-- SET TASK --
Return a copy of each line that holds the string "الإعدادات".

-- DATA ROWS --

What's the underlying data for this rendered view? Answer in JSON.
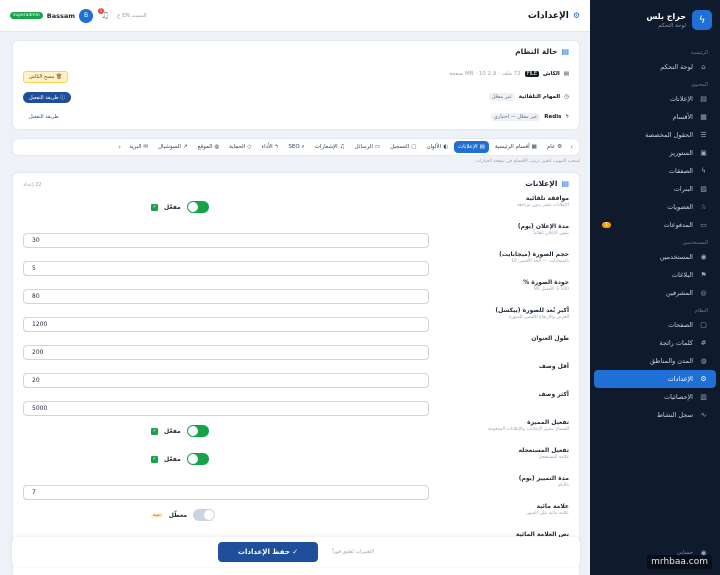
{
  "brand": {
    "name": "حراج بلس",
    "subtitle": "لوحة التحكم"
  },
  "sidebar": {
    "sections": [
      {
        "title": "الرئيسية",
        "items": [
          {
            "label": "لوحة التحكم",
            "icon": "⌂"
          }
        ]
      },
      {
        "title": "المحتوى",
        "items": [
          {
            "label": "الإعلانات",
            "icon": "▤"
          },
          {
            "label": "الأقسام",
            "icon": "▦"
          },
          {
            "label": "الحقول المخصصة",
            "icon": "☰"
          },
          {
            "label": "الستوريز",
            "icon": "▣"
          },
          {
            "label": "الصفقات",
            "icon": "ϟ"
          },
          {
            "label": "البنرات",
            "icon": "▨"
          },
          {
            "label": "العضويات",
            "icon": "☆"
          },
          {
            "label": "المدفوعات",
            "icon": "▭",
            "badge": "1"
          }
        ]
      },
      {
        "title": "المستخدمين",
        "items": [
          {
            "label": "المستخدمين",
            "icon": "◉"
          },
          {
            "label": "البلاغات",
            "icon": "⚑"
          },
          {
            "label": "المشرفين",
            "icon": "◎"
          }
        ]
      },
      {
        "title": "النظام",
        "items": [
          {
            "label": "الصفحات",
            "icon": "▢"
          },
          {
            "label": "كلمات رائجة",
            "icon": "#"
          },
          {
            "label": "المدن والمناطق",
            "icon": "◍"
          },
          {
            "label": "الإعدادات",
            "icon": "⚙",
            "active": true
          },
          {
            "label": "الإحصائيات",
            "icon": "▥"
          },
          {
            "label": "سجل النشاط",
            "icon": "∿"
          }
        ]
      }
    ],
    "bottom": [
      {
        "label": "حسابي",
        "icon": "◉"
      }
    ]
  },
  "header": {
    "title": "الإعدادات",
    "user_name": "Bassam",
    "user_initial": "B",
    "user_role": "superadmin",
    "notif_count": "1",
    "lang_label": "السيت EN ع"
  },
  "status": {
    "title": "حالة النظام",
    "clear_label": "مسح الكاش",
    "cache_label": "الكاش",
    "cache_driver": "FILE",
    "cache_meta": "72 ملف · 2.9 MB · 10 صفحة",
    "tasks_label": "المهام التلقائية",
    "tasks_state": "غير مفعّل",
    "tasks_btn": "طريقة التفعيل",
    "redis_label": "Redis",
    "redis_state": "غير مفعّل — اختياري",
    "redis_btn": "طريقة التفعيل"
  },
  "tabs": [
    {
      "label": "عام",
      "icon": "⚙"
    },
    {
      "label": "أقسام الرئيسية",
      "icon": "▦"
    },
    {
      "label": "الإعلانات",
      "icon": "▤",
      "active": true
    },
    {
      "label": "الألوان",
      "icon": "◐"
    },
    {
      "label": "التسجيل",
      "icon": "▢"
    },
    {
      "label": "الرسائل",
      "icon": "▭"
    },
    {
      "label": "الإشعارات",
      "icon": "♫"
    },
    {
      "label": "SEO",
      "icon": "⌕"
    },
    {
      "label": "الأداء",
      "icon": "ϟ"
    },
    {
      "label": "الحماية",
      "icon": "◇"
    },
    {
      "label": "الموقع",
      "icon": "◍"
    },
    {
      "label": "السوشيال",
      "icon": "↗"
    },
    {
      "label": "البريد",
      "icon": "✉"
    }
  ],
  "hint": "اسحب التبويب لتغيير ترتيب الأقسام في صفحة الخيارات",
  "settings": {
    "title": "الإعلانات",
    "count": "22 إعداد",
    "rows": [
      {
        "label": "موافقة تلقائية",
        "desc": "الإعلانات تنشر بدون مراجعة",
        "type": "toggle",
        "state": "مفعّل",
        "on": true
      },
      {
        "label": "مدة الإعلان (يوم)",
        "desc": "ينتهي الإعلان تلقائياً",
        "type": "input",
        "value": "30"
      },
      {
        "label": "حجم الصورة (ميجابايت)",
        "desc": "بالميجابايت — الحد الأقصى 10",
        "type": "input",
        "value": "5"
      },
      {
        "label": "جودة الصورة %",
        "desc": "1-100 الأفضل 80",
        "type": "input",
        "value": "80"
      },
      {
        "label": "أكبر بُعد للصورة (بيكسل)",
        "desc": "العرض والارتفاع الأقصى للصورة",
        "type": "input",
        "value": "1200"
      },
      {
        "label": "طول العنوان",
        "desc": "",
        "type": "input",
        "value": "200"
      },
      {
        "label": "أقل وصف",
        "desc": "",
        "type": "input",
        "value": "20"
      },
      {
        "label": "أكثر وصف",
        "desc": "",
        "type": "input",
        "value": "5000"
      },
      {
        "label": "تفعيل المميزة",
        "desc": "السماح بتمييز الإعلانات والإعلانات المدفوعة",
        "type": "toggle",
        "state": "مفعّل",
        "on": true
      },
      {
        "label": "تفعيل المستعجلة",
        "desc": "علامة المستعجل",
        "type": "toggle",
        "state": "مفعّل",
        "on": true
      },
      {
        "label": "مدة التمييز (يوم)",
        "desc": "بالأيام",
        "type": "input",
        "value": "7"
      },
      {
        "label": "علامة مائية",
        "desc": "علامة مائية على الصور",
        "type": "toggle",
        "state": "معطّل",
        "on": false,
        "warn": "تنبيه"
      },
      {
        "label": "نص العلامة المائية",
        "desc": "",
        "type": "input",
        "value": ""
      }
    ]
  },
  "savebar": {
    "save_label": "حفظ الإعدادات",
    "unsaved": "التغييرات تُطبق فوراً"
  },
  "watermark": "mrhbaa.com"
}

-- SOLVED EXERCISE --
            "label": "الإعدادات",
    "title": "الإعدادات",
    "save_label": "حفظ الإعدادات",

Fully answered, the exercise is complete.